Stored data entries
○ ○ ○ ○ ○

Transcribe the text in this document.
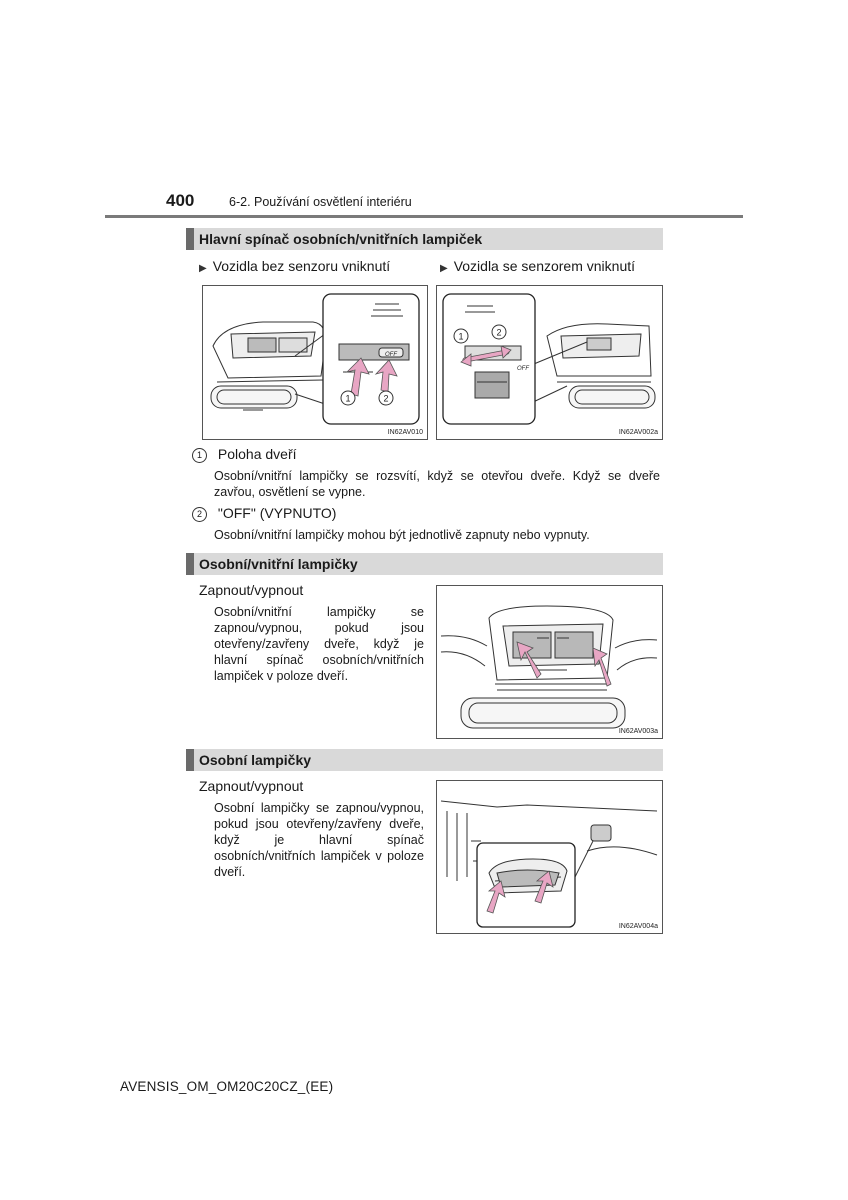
400	6-2. Používání osvětlení interiéru
Hlavní spínač osobních/vnitřních lampiček
▶ Vozidla bez senzoru vniknutí	▶ Vozidla se senzorem vniknutí
OFF
1	2
IN62AV010
OFF
1	2
IN62AV002a
1 Poloha dveří
Osobní/vnitřní lampičky se rozsvítí, když se otevřou dveře. Když se dveře zavřou, osvětlení se vypne.
2 "OFF" (VYPNUTO)
Osobní/vnitřní lampičky mohou být jednotlivě zapnuty nebo vypnuty.
Osobní/vnitřní lampičky
Zapnout/vypnout
Osobní/vnitřní lampičky se zapnou/vypnou, pokud jsou otevřeny/zavřeny dveře, když je hlavní spínač osobních/vnitřních lampiček v poloze dveří.
IN62AV003a
Osobní lampičky
Zapnout/vypnout
Osobní lampičky se zapnou/vypnou, pokud jsou otevřeny/zavřeny dveře, když je hlavní spínač osobních/vnitřních lampiček v poloze dveří.
IN62AV004a
AVENSIS_OM_OM20C20CZ_(EE)
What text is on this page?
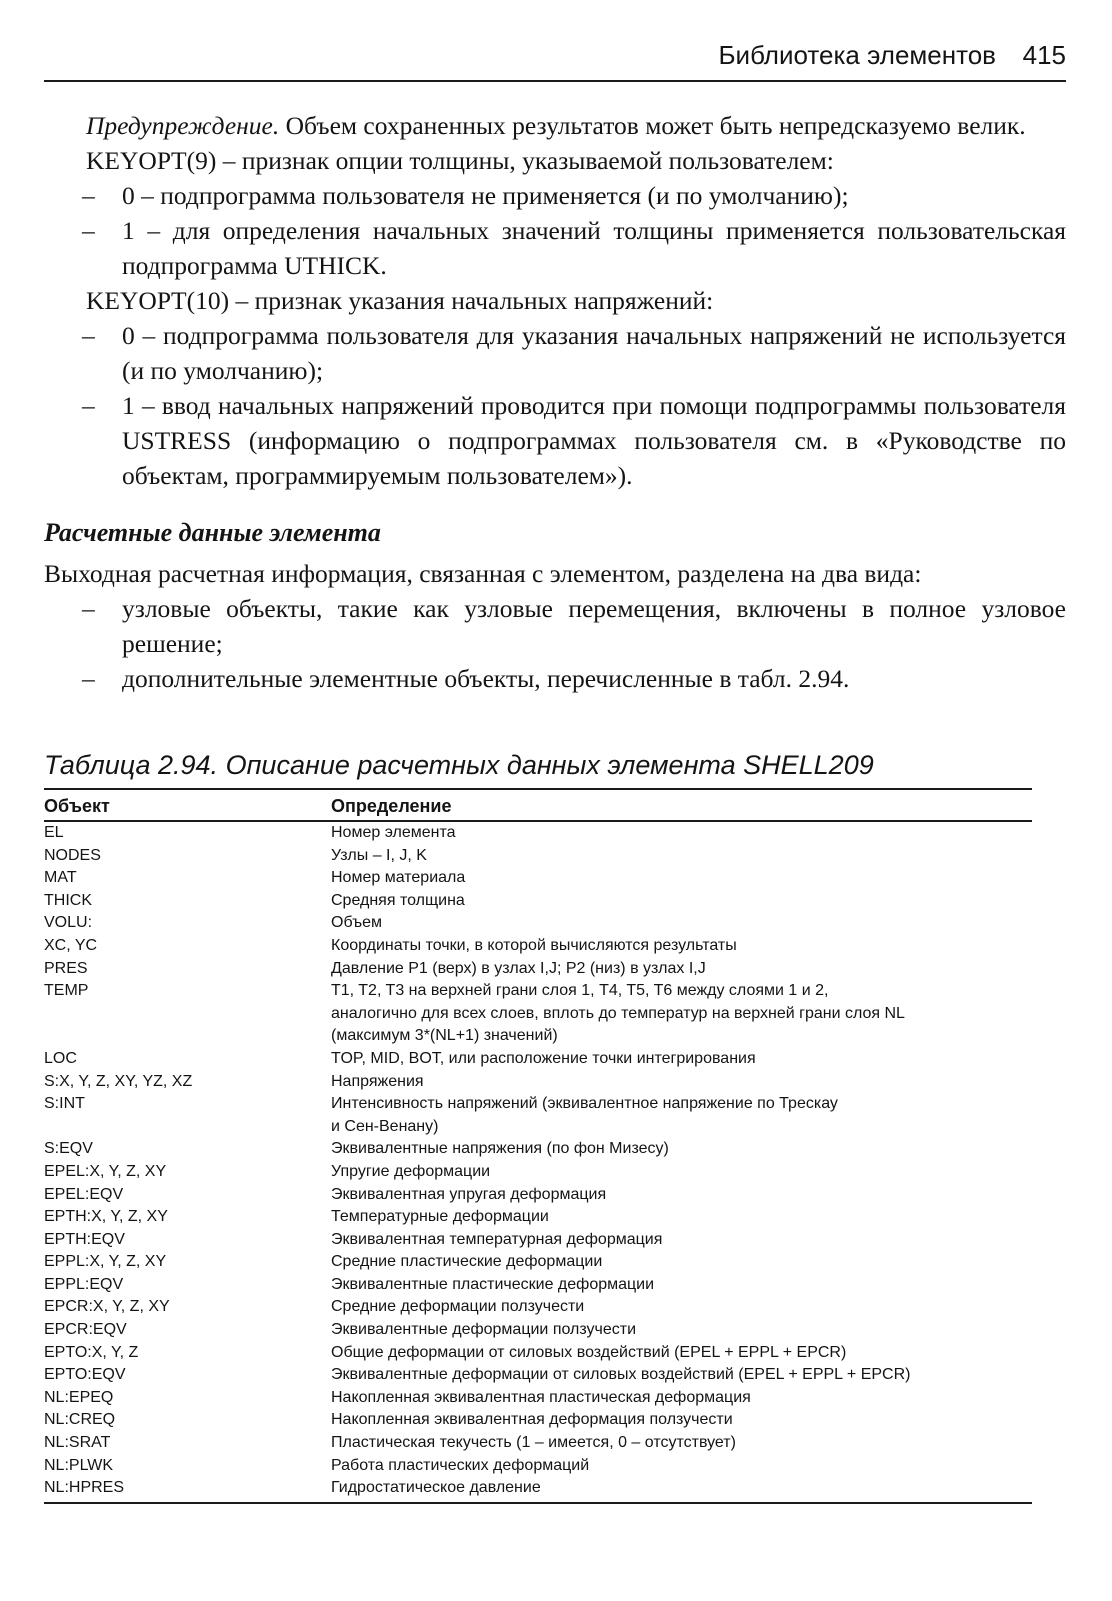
Библиотека элементов 415

Предупреждение. Объем сохраненных результатов может быть непредсказуемо велик.

KEYOPT(9) – признак опции толщины, указываемой пользователем:

– 0 – подпрограмма пользователя не применяется (и по умолчанию);
– 1 – для определения начальных значений толщины применяется пользовательская подпрограмма UTHICK.

KEYOPT(10) – признак указания начальных напряжений:

– 0 – подпрограмма пользователя для указания начальных напряжений не используется (и по умолчанию);
– 1 – ввод начальных напряжений проводится при помощи подпрограммы пользователя USTRESS (информацию о подпрограммах пользователя см. в «Руководстве по объектам, программируемым пользователем»).
Расчетные данные элемента

Выходная расчетная информация, связанная с элементом, разделена на два вида:

– узловые объекты, такие как узловые перемещения, включены в полное узловое решение;
– дополнительные элементные объекты, перечисленные в табл. 2.94.
Таблица 2.94. Описание расчетных данных элемента SHELL209
Объект	Определение
EL	Номер элемента

NODES	Узлы – I, J, K

MAT	Номер материала

THICK	Средняя толщина

VOLU:	Объем

XC, YC	Координаты точки, в которой вычисляются результаты

PRES	Давление P1 (верх) в узлах I,J; P2 (низ) в узлах I,J

TEMP	T1, T2, T3 на верхней грани слоя 1, T4, T5, T6 между слоями 1 и 2,
аналогично для всех слоев, вплоть до температур на верхней грани слоя NL
(максимум 3*(NL+1) значений)

LOC	TOP, MID, BOT, или расположение точки интегрирования

S:X, Y, Z, XY, YZ, XZ	Напряжения

S:INT	Интенсивность напряжений (эквивалентное напряжение по Трескау
и Сен-Венану)

S:EQV	Эквивалентные напряжения (по фон Мизесу)

EPEL:X, Y, Z, XY	Упругие деформации

EPEL:EQV	Эквивалентная упругая деформация

EPTH:X, Y, Z, XY	Температурные деформации

EPTH:EQV	Эквивалентная температурная деформация

EPPL:X, Y, Z, XY	Средние пластические деформации

EPPL:EQV	Эквивалентные пластические деформации

EPCR:X, Y, Z, XY	Средние деформации ползучести

EPCR:EQV	Эквивалентные деформации ползучести

EPTO:X, Y, Z	Общие деформации от силовых воздействий (EPEL + EPPL + EPCR)

EPTO:EQV	Эквивалентные деформации от силовых воздействий (EPEL + EPPL + EPCR)

NL:EPEQ	Накопленная эквивалентная пластическая деформация

NL:CREQ	Накопленная эквивалентная деформация ползучести

NL:SRAT	Пластическая текучесть (1 – имеется, 0 – отсутствует)

NL:PLWK	Работа пластических деформаций

NL:HPRES	Гидростатическое давление
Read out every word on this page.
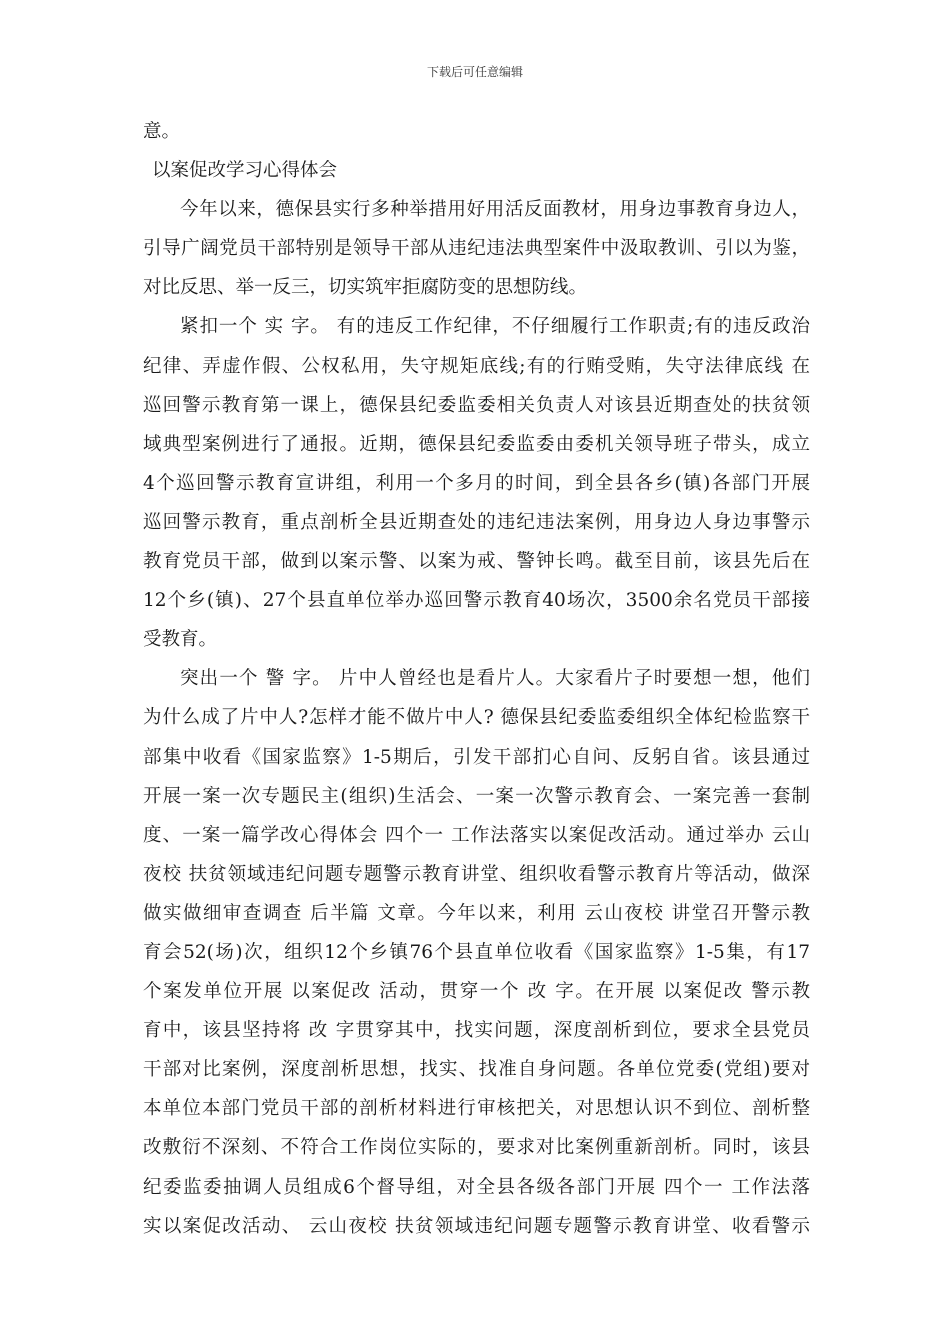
下载后可任意编辑
意。
以案促改学习心得体会
今年以来，德保县实行多种举措用好用活反面教材，用身边事教育身边人，
引导广阔党员干部特别是领导干部从违纪违法典型案件中汲取教训、引以为鉴，
对比反思、举一反三，切实筑牢拒腐防变的思想防线。
紧扣一个 实 字。 有的违反工作纪律，不仔细履行工作职责;有的违反政治
纪律、弄虚作假、公权私用，失守规矩底线;有的行贿受贿，失守法律底线 在
巡回警示教育第一课上，德保县纪委监委相关负责人对该县近期查处的扶贫领
域典型案例进行了通报。近期，德保县纪委监委由委机关领导班子带头，成立
4个巡回警示教育宣讲组，利用一个多月的时间，到全县各乡(镇)各部门开展
巡回警示教育，重点剖析全县近期查处的违纪违法案例，用身边人身边事警示
教育党员干部，做到以案示警、以案为戒、警钟长鸣。截至目前，该县先后在
12个乡(镇)、27个县直单位举办巡回警示教育40场次，3500余名党员干部接
受教育。
突出一个 警 字。 片中人曾经也是看片人。大家看片子时要想一想，他们
为什么成了片中人?怎样才能不做片中人? 德保县纪委监委组织全体纪检监察干
部集中收看《国家监察》1-5期后，引发干部扪心自问、反躬自省。该县通过
开展一案一次专题民主(组织)生活会、一案一次警示教育会、一案完善一套制
度、一案一篇学改心得体会 四个一 工作法落实以案促改活动。通过举办 云山
夜校 扶贫领域违纪问题专题警示教育讲堂、组织收看警示教育片等活动，做深
做实做细审查调查 后半篇 文章。今年以来，利用 云山夜校 讲堂召开警示教
育会52(场)次，组织12个乡镇76个县直单位收看《国家监察》1-5集，有17
个案发单位开展 以案促改 活动，贯穿一个 改 字。在开展 以案促改 警示教
育中，该县坚持将 改 字贯穿其中，找实问题，深度剖析到位，要求全县党员
干部对比案例，深度剖析思想，找实、找准自身问题。各单位党委(党组)要对
本单位本部门党员干部的剖析材料进行审核把关，对思想认识不到位、剖析整
改敷衍不深刻、不符合工作岗位实际的，要求对比案例重新剖析。同时，该县
纪委监委抽调人员组成6个督导组，对全县各级各部门开展 四个一 工作法落
实以案促改活动、 云山夜校 扶贫领域违纪问题专题警示教育讲堂、收看警示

○ ○ ○ ○ ○

Required task = Write out the material above once more, exactly as it reads, with no pictures.

Output of the exercise =
Transcribe the text in this document.
400	6-2. Používání osvětlení interiéru
Hlavní spínač osobních/vnitřních lampiček
▶ Vozidla bez senzoru vniknutí	▶ Vozidla se senzorem vniknutí
OFF
1	2
IN62AV010
OFF
1	2
IN62AV002a
1 Poloha dveří
Osobní/vnitřní lampičky se rozsvítí, když se otevřou dveře. Když se dveře zavřou, osvětlení se vypne.
2 "OFF" (VYPNUTO)
Osobní/vnitřní lampičky mohou být jednotlivě zapnuty nebo vypnuty.
Osobní/vnitřní lampičky
Zapnout/vypnout
Osobní/vnitřní lampičky se zapnou/vypnou, pokud jsou otevřeny/zavřeny dveře, když je hlavní spínač osobních/vnitřních lampiček v poloze dveří.
IN62AV003a
Osobní lampičky
Zapnout/vypnout
Osobní lampičky se zapnou/vypnou, pokud jsou otevřeny/zavřeny dveře, když je hlavní spínač osobních/vnitřních lampiček v poloze dveří.
IN62AV004a
AVENSIS_OM_OM20C20CZ_(EE)
What text is on this page?
Библиотека элементов 415

Предупреждение. Объем сохраненных результатов может быть непредсказуемо велик.

KEYOPT(9) – признак опции толщины, указываемой пользователем:

– 0 – подпрограмма пользователя не применяется (и по умолчанию);
– 1 – для определения начальных значений толщины применяется пользовательская подпрограмма UTHICK.

KEYOPT(10) – признак указания начальных напряжений:

– 0 – подпрограмма пользователя для указания начальных напряжений не используется (и по умолчанию);
– 1 – ввод начальных напряжений проводится при помощи подпрограммы пользователя USTRESS (информацию о подпрограммах пользователя см. в «Руководстве по объектам, программируемым пользователем»).
Расчетные данные элемента

Выходная расчетная информация, связанная с элементом, разделена на два вида:

– узловые объекты, такие как узловые перемещения, включены в полное узловое решение;
– дополнительные элементные объекты, перечисленные в табл. 2.94.
Таблица 2.94. Описание расчетных данных элемента SHELL209
Объект	Определение
EL	Номер элемента

NODES	Узлы – I, J, K

MAT	Номер материала

THICK	Средняя толщина

VOLU:	Объем

XC, YC	Координаты точки, в которой вычисляются результаты

PRES	Давление P1 (верх) в узлах I,J; P2 (низ) в узлах I,J

TEMP	T1, T2, T3 на верхней грани слоя 1, T4, T5, T6 между слоями 1 и 2,
аналогично для всех слоев, вплоть до температур на верхней грани слоя NL
(максимум 3*(NL+1) значений)

LOC	TOP, MID, BOT, или расположение точки интегрирования

S:X, Y, Z, XY, YZ, XZ	Напряжения

S:INT	Интенсивность напряжений (эквивалентное напряжение по Трескау
и Сен-Венану)

S:EQV	Эквивалентные напряжения (по фон Мизесу)

EPEL:X, Y, Z, XY	Упругие деформации

EPEL:EQV	Эквивалентная упругая деформация

EPTH:X, Y, Z, XY	Температурные деформации

EPTH:EQV	Эквивалентная температурная деформация

EPPL:X, Y, Z, XY	Средние пластические деформации

EPPL:EQV	Эквивалентные пластические деформации

EPCR:X, Y, Z, XY	Средние деформации ползучести

EPCR:EQV	Эквивалентные деформации ползучести

EPTO:X, Y, Z	Общие деформации от силовых воздействий (EPEL + EPPL + EPCR)

EPTO:EQV	Эквивалентные деформации от силовых воздействий (EPEL + EPPL + EPCR)

NL:EPEQ	Накопленная эквивалентная пластическая деформация

NL:CREQ	Накопленная эквивалентная деформация ползучести

NL:SRAT	Пластическая текучесть (1 – имеется, 0 – отсутствует)

NL:PLWK	Работа пластических деформаций

NL:HPRES	Гидростатическое давление
Read out every word on this page.
下载后可任意编辑
意。
以案促改学习心得体会
今年以来，德保县实行多种举措用好用活反面教材，用身边事教育身边人，
引导广阔党员干部特别是领导干部从违纪违法典型案件中汲取教训、引以为鉴，
对比反思、举一反三，切实筑牢拒腐防变的思想防线。
紧扣一个 实 字。 有的违反工作纪律，不仔细履行工作职责;有的违反政治
纪律、弄虚作假、公权私用，失守规矩底线;有的行贿受贿，失守法律底线 在
巡回警示教育第一课上，德保县纪委监委相关负责人对该县近期查处的扶贫领
域典型案例进行了通报。近期，德保县纪委监委由委机关领导班子带头，成立
4个巡回警示教育宣讲组，利用一个多月的时间，到全县各乡(镇)各部门开展
巡回警示教育，重点剖析全县近期查处的违纪违法案例，用身边人身边事警示
教育党员干部，做到以案示警、以案为戒、警钟长鸣。截至目前，该县先后在
12个乡(镇)、27个县直单位举办巡回警示教育40场次，3500余名党员干部接
受教育。
突出一个 警 字。 片中人曾经也是看片人。大家看片子时要想一想，他们
为什么成了片中人?怎样才能不做片中人? 德保县纪委监委组织全体纪检监察干
部集中收看《国家监察》1-5期后，引发干部扪心自问、反躬自省。该县通过
开展一案一次专题民主(组织)生活会、一案一次警示教育会、一案完善一套制
度、一案一篇学改心得体会 四个一 工作法落实以案促改活动。通过举办 云山
夜校 扶贫领域违纪问题专题警示教育讲堂、组织收看警示教育片等活动，做深
做实做细审查调查 后半篇 文章。今年以来，利用 云山夜校 讲堂召开警示教
育会52(场)次，组织12个乡镇76个县直单位收看《国家监察》1-5集，有17
个案发单位开展 以案促改 活动，贯穿一个 改 字。在开展 以案促改 警示教
育中，该县坚持将 改 字贯穿其中，找实问题，深度剖析到位，要求全县党员
干部对比案例，深度剖析思想，找实、找准自身问题。各单位党委(党组)要对
本单位本部门党员干部的剖析材料进行审核把关，对思想认识不到位、剖析整
改敷衍不深刻、不符合工作岗位实际的，要求对比案例重新剖析。同时，该县
纪委监委抽调人员组成6个督导组，对全县各级各部门开展 四个一 工作法落
实以案促改活动、 云山夜校 扶贫领域违纪问题专题警示教育讲堂、收看警示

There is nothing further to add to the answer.